(Saved data entries)
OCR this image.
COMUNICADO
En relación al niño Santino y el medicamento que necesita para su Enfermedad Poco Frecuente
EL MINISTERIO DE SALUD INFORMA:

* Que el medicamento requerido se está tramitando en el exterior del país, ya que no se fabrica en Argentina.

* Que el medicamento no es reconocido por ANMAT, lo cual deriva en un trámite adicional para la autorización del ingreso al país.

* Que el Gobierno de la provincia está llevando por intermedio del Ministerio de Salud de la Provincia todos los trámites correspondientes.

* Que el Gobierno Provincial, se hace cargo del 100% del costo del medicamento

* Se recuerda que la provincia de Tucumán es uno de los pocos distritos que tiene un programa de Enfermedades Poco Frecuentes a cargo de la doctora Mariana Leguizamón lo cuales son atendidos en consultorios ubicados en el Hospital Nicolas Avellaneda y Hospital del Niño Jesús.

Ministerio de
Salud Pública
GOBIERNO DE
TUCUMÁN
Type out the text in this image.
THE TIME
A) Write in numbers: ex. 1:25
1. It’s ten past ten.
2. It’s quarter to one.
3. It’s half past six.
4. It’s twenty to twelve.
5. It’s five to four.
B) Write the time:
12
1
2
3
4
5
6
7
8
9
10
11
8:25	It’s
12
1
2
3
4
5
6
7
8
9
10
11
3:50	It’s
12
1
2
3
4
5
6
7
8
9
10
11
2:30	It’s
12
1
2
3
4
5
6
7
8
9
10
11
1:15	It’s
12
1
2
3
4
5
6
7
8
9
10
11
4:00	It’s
---
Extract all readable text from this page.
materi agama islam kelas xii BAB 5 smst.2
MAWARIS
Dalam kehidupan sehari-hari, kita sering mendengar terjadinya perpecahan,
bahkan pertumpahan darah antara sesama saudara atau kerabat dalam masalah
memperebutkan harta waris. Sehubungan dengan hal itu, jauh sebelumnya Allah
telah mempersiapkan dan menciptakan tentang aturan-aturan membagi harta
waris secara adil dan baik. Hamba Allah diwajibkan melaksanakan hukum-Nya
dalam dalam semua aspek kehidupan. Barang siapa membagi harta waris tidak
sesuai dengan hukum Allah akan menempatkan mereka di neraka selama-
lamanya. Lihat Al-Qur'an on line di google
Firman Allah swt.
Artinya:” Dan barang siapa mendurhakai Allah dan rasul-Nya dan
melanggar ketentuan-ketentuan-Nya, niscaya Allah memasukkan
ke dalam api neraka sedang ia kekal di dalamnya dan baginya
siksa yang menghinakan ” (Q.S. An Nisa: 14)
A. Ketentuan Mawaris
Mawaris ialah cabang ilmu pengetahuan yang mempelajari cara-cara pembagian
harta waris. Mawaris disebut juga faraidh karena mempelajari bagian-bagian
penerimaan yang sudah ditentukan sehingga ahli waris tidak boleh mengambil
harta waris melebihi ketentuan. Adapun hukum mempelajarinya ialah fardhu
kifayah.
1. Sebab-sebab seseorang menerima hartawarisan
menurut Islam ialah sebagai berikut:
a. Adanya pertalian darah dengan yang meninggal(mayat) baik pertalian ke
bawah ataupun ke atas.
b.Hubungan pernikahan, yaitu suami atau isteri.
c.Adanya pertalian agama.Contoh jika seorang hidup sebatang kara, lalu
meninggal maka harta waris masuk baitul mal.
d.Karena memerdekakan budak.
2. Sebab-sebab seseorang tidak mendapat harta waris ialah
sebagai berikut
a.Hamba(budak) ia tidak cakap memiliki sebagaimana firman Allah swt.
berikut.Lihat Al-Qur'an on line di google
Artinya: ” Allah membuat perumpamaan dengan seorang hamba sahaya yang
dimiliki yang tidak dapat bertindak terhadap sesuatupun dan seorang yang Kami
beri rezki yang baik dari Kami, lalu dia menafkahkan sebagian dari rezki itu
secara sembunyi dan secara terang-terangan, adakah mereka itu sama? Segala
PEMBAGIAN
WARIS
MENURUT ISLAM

### Task:
Count how many lines in the data above hold the string "está", and give the number with no other words.

### Written answer:
2